* _EXERCISE DIRECTIONS_
Repeat, without any change, the entries presented below.

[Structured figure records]
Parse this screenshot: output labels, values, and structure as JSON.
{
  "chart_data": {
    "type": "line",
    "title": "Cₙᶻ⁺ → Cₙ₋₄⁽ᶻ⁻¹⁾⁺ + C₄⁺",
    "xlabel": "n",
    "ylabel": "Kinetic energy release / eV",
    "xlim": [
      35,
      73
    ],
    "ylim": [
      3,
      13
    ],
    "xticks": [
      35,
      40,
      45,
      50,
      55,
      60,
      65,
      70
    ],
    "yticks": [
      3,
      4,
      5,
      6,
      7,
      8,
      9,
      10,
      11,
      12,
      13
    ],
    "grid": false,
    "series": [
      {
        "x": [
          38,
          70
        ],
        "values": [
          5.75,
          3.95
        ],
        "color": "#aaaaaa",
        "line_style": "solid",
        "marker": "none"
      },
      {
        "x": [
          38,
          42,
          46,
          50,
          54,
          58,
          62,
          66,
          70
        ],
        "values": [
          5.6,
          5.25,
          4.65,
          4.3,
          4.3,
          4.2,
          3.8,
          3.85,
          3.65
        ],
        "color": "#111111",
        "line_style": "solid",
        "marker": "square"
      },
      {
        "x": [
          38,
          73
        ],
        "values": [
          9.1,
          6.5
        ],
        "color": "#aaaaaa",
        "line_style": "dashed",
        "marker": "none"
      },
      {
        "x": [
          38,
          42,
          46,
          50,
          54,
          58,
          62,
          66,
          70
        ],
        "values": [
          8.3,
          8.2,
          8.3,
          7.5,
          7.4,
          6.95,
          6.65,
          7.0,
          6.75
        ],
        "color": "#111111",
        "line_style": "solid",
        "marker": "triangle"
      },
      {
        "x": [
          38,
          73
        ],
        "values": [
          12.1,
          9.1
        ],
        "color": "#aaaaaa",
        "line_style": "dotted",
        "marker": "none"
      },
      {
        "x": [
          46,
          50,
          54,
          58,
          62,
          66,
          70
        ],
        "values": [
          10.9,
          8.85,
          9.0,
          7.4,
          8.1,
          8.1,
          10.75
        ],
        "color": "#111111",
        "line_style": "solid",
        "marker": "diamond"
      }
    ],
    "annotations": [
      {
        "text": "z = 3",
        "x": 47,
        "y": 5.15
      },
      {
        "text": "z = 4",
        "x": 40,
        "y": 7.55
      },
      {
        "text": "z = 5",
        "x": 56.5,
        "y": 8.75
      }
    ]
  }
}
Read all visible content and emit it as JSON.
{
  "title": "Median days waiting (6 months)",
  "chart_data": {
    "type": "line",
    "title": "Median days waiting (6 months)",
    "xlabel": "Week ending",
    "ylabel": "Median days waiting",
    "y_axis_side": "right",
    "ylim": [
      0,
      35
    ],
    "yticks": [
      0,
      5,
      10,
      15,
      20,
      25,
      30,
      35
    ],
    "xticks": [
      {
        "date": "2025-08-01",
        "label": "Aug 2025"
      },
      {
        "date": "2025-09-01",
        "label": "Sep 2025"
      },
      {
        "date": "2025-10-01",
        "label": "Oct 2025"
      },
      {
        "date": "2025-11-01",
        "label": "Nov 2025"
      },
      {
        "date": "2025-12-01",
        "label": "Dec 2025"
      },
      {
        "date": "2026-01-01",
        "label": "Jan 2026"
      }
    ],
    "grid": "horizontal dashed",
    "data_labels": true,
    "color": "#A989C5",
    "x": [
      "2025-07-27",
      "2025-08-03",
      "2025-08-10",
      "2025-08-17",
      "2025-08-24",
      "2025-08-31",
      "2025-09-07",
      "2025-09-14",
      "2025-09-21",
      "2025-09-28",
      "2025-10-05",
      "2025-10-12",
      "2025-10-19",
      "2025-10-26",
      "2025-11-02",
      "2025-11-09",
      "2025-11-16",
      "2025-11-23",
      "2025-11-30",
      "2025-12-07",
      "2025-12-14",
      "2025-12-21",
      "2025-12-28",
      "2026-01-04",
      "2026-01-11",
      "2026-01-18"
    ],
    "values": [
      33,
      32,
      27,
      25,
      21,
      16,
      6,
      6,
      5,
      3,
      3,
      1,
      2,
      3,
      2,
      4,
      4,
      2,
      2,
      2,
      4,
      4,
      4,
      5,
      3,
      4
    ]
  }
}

* _SOLUTION FOR THIS PROBLEM_
Parse this screenshot: output labels, values, and structure as JSON.
{
  "chart_data": {
    "type": "line",
    "title": "Cₙᶻ⁺ → Cₙ₋₄⁽ᶻ⁻¹⁾⁺ + C₄⁺",
    "xlabel": "n",
    "ylabel": "Kinetic energy release / eV",
    "xlim": [
      35,
      73
    ],
    "ylim": [
      3,
      13
    ],
    "xticks": [
      35,
      40,
      45,
      50,
      55,
      60,
      65,
      70
    ],
    "yticks": [
      3,
      4,
      5,
      6,
      7,
      8,
      9,
      10,
      11,
      12,
      13
    ],
    "grid": false,
    "series": [
      {
        "x": [
          38,
          70
        ],
        "values": [
          5.75,
          3.95
        ],
        "color": "#aaaaaa",
        "line_style": "solid",
        "marker": "none"
      },
      {
        "x": [
          38,
          42,
          46,
          50,
          54,
          58,
          62,
          66,
          70
        ],
        "values": [
          5.6,
          5.25,
          4.65,
          4.3,
          4.3,
          4.2,
          3.8,
          3.85,
          3.65
        ],
        "color": "#111111",
        "line_style": "solid",
        "marker": "square"
      },
      {
        "x": [
          38,
          73
        ],
        "values": [
          9.1,
          6.5
        ],
        "color": "#aaaaaa",
        "line_style": "dashed",
        "marker": "none"
      },
      {
        "x": [
          38,
          42,
          46,
          50,
          54,
          58,
          62,
          66,
          70
        ],
        "values": [
          8.3,
          8.2,
          8.3,
          7.5,
          7.4,
          6.95,
          6.65,
          7.0,
          6.75
        ],
        "color": "#111111",
        "line_style": "solid",
        "marker": "triangle"
      },
      {
        "x": [
          38,
          73
        ],
        "values": [
          12.1,
          9.1
        ],
        "color": "#aaaaaa",
        "line_style": "dotted",
        "marker": "none"
      },
      {
        "x": [
          46,
          50,
          54,
          58,
          62,
          66,
          70
        ],
        "values": [
          10.9,
          8.85,
          9.0,
          7.4,
          8.1,
          8.1,
          10.75
        ],
        "color": "#111111",
        "line_style": "solid",
        "marker": "diamond"
      }
    ],
    "annotations": [
      {
        "text": "z = 3",
        "x": 47,
        "y": 5.15
      },
      {
        "text": "z = 4",
        "x": 40,
        "y": 7.55
      },
      {
        "text": "z = 5",
        "x": 56.5,
        "y": 8.75
      }
    ]
  }
}
Read all visible content and emit it as JSON.
{
  "title": "Median days waiting (6 months)",
  "chart_data": {
    "type": "line",
    "title": "Median days waiting (6 months)",
    "xlabel": "Week ending",
    "ylabel": "Median days waiting",
    "y_axis_side": "right",
    "ylim": [
      0,
      35
    ],
    "yticks": [
      0,
      5,
      10,
      15,
      20,
      25,
      30,
      35
    ],
    "xticks": [
      {
        "date": "2025-08-01",
        "label": "Aug 2025"
      },
      {
        "date": "2025-09-01",
        "label": "Sep 2025"
      },
      {
        "date": "2025-10-01",
        "label": "Oct 2025"
      },
      {
        "date": "2025-11-01",
        "label": "Nov 2025"
      },
      {
        "date": "2025-12-01",
        "label": "Dec 2025"
      },
      {
        "date": "2026-01-01",
        "label": "Jan 2026"
      }
    ],
    "grid": "horizontal dashed",
    "data_labels": true,
    "color": "#A989C5",
    "x": [
      "2025-07-27",
      "2025-08-03",
      "2025-08-10",
      "2025-08-17",
      "2025-08-24",
      "2025-08-31",
      "2025-09-07",
      "2025-09-14",
      "2025-09-21",
      "2025-09-28",
      "2025-10-05",
      "2025-10-12",
      "2025-10-19",
      "2025-10-26",
      "2025-11-02",
      "2025-11-09",
      "2025-11-16",
      "2025-11-23",
      "2025-11-30",
      "2025-12-07",
      "2025-12-14",
      "2025-12-21",
      "2025-12-28",
      "2026-01-04",
      "2026-01-11",
      "2026-01-18"
    ],
    "values": [
      33,
      32,
      27,
      25,
      21,
      16,
      6,
      6,
      5,
      3,
      3,
      1,
      2,
      3,
      2,
      4,
      4,
      2,
      2,
      2,
      4,
      4,
      4,
      5,
      3,
      4
    ]
  }
}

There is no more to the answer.